DESCRIPTION OF THE TASK:
Report the count of lines holding "title" in the records, with no other words.

[Start]

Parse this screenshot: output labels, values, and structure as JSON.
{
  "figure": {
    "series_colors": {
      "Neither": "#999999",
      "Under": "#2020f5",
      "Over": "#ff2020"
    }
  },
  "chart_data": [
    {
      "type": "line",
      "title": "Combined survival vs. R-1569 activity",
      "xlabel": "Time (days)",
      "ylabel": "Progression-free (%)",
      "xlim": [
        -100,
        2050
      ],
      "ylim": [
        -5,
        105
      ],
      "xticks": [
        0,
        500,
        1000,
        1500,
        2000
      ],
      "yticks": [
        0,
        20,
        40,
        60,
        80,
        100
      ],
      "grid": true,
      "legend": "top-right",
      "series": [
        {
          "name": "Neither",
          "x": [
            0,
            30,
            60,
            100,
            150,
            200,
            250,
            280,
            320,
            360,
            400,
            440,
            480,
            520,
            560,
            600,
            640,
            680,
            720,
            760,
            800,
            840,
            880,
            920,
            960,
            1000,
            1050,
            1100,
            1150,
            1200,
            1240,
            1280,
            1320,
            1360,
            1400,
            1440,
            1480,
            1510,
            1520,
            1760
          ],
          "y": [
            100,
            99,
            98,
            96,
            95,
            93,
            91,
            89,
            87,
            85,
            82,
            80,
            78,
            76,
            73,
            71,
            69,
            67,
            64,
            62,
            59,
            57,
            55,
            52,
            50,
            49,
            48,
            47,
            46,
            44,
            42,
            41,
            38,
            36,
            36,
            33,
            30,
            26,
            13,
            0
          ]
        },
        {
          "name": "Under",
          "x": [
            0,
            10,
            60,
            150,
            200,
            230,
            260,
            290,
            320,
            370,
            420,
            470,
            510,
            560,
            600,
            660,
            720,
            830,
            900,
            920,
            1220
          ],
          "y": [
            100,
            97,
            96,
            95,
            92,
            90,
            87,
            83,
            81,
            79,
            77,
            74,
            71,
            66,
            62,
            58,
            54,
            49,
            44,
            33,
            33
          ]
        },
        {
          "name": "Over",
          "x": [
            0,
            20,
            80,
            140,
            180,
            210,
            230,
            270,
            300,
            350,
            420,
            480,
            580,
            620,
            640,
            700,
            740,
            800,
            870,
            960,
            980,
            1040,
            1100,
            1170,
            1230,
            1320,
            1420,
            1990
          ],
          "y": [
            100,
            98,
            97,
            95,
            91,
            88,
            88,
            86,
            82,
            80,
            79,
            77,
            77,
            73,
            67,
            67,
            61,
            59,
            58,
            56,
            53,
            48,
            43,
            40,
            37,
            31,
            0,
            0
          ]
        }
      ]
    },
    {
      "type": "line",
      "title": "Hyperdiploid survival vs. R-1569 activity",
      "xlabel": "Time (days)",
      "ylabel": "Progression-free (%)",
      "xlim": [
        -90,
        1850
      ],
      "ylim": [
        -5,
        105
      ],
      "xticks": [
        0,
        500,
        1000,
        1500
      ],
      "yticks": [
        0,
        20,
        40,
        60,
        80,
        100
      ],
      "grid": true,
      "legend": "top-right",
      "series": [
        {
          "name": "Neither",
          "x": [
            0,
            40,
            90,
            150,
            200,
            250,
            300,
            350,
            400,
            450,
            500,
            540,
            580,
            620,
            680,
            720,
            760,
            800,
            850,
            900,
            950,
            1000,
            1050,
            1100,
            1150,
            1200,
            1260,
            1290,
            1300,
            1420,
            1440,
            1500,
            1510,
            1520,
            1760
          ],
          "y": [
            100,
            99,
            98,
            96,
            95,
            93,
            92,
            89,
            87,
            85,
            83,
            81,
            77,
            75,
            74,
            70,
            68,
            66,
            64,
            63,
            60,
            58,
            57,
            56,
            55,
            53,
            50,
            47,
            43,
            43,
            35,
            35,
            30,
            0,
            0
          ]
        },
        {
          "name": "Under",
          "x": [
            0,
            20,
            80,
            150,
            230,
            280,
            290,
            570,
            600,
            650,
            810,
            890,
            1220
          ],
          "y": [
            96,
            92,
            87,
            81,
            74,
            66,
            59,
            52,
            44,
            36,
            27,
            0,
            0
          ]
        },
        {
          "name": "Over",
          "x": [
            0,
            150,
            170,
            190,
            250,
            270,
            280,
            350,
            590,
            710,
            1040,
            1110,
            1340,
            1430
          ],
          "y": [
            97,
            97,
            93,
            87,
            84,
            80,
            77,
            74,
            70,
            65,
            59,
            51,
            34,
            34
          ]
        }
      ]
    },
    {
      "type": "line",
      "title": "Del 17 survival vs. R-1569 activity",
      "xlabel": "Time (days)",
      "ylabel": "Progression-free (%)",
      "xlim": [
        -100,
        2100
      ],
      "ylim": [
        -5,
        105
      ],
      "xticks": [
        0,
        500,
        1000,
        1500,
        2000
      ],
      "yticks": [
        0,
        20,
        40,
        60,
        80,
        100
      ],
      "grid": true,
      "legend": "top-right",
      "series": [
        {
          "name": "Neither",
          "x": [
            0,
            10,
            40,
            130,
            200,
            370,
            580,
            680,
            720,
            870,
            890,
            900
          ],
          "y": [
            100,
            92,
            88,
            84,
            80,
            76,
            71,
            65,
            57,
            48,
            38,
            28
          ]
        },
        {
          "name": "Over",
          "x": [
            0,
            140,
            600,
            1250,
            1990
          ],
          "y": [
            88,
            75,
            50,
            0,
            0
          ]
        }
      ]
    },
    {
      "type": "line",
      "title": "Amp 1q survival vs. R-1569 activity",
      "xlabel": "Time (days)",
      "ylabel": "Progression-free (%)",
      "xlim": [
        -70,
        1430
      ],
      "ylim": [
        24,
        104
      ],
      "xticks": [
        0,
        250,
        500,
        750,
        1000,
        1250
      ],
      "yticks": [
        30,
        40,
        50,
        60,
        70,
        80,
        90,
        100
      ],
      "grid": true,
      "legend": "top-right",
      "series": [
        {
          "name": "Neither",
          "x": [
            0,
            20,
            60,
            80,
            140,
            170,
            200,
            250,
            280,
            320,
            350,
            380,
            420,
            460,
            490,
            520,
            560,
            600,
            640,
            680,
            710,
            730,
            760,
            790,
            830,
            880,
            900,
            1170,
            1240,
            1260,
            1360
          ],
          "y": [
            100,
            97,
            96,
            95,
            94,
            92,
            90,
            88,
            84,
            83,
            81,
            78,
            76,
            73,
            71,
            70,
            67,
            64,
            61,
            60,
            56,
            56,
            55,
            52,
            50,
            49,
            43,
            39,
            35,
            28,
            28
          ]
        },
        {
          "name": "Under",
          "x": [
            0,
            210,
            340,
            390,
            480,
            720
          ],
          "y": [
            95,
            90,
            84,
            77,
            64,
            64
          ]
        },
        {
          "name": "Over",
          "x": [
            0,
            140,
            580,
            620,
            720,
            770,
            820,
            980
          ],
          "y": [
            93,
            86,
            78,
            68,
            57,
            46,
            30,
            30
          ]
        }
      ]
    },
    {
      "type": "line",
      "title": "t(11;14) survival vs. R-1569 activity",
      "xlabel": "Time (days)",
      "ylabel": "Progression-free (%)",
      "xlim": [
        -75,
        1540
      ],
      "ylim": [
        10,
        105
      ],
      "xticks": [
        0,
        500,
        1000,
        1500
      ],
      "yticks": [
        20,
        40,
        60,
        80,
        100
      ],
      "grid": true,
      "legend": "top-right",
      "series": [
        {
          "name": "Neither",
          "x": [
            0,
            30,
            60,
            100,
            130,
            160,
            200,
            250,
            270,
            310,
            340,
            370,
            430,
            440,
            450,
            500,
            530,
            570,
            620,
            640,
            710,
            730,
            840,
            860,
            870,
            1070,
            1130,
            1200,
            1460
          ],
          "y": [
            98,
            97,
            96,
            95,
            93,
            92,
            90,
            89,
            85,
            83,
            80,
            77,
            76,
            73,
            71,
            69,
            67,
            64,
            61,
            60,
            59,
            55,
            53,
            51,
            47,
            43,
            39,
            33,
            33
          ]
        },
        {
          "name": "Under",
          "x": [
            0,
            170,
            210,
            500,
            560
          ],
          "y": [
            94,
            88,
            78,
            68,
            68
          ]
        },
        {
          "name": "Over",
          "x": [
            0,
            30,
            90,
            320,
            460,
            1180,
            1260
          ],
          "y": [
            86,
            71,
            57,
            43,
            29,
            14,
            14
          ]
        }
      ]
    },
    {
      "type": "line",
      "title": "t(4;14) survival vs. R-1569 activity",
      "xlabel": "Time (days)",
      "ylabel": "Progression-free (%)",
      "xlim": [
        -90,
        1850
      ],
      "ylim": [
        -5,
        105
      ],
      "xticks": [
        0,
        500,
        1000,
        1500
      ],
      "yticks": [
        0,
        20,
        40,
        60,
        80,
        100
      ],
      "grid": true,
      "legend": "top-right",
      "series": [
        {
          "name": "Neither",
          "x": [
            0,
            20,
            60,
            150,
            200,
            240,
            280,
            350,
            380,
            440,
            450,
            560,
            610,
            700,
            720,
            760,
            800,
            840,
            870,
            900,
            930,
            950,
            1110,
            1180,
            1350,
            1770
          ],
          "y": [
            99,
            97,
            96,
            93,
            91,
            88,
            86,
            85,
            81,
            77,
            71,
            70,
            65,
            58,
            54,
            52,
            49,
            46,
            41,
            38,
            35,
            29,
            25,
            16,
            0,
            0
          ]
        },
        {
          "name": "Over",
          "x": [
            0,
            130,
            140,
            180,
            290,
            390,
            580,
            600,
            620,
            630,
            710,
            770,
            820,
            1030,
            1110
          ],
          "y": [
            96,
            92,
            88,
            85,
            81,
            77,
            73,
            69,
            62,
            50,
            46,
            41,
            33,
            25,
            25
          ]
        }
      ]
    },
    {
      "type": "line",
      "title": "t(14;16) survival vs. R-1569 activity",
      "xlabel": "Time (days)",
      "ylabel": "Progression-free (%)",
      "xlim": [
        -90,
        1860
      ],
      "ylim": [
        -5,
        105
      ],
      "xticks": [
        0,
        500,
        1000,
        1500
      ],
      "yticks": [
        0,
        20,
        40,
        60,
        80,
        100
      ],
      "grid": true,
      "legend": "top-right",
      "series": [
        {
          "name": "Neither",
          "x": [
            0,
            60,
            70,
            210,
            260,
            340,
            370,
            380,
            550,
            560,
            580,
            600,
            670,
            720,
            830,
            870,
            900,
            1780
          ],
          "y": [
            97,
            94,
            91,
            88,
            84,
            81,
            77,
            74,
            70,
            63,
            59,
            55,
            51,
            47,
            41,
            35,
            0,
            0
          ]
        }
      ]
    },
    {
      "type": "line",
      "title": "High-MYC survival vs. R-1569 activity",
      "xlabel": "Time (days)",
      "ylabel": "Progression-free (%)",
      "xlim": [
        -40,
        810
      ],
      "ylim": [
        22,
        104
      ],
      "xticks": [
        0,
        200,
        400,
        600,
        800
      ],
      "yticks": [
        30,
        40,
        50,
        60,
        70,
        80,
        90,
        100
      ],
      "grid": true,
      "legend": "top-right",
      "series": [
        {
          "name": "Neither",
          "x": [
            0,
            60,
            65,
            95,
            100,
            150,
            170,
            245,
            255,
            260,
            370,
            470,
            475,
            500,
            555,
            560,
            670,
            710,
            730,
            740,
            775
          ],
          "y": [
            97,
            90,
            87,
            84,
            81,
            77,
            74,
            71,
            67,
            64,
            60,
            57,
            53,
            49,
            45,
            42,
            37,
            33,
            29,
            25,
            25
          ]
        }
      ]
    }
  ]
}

[End]

EXPECTED ANSWER:
8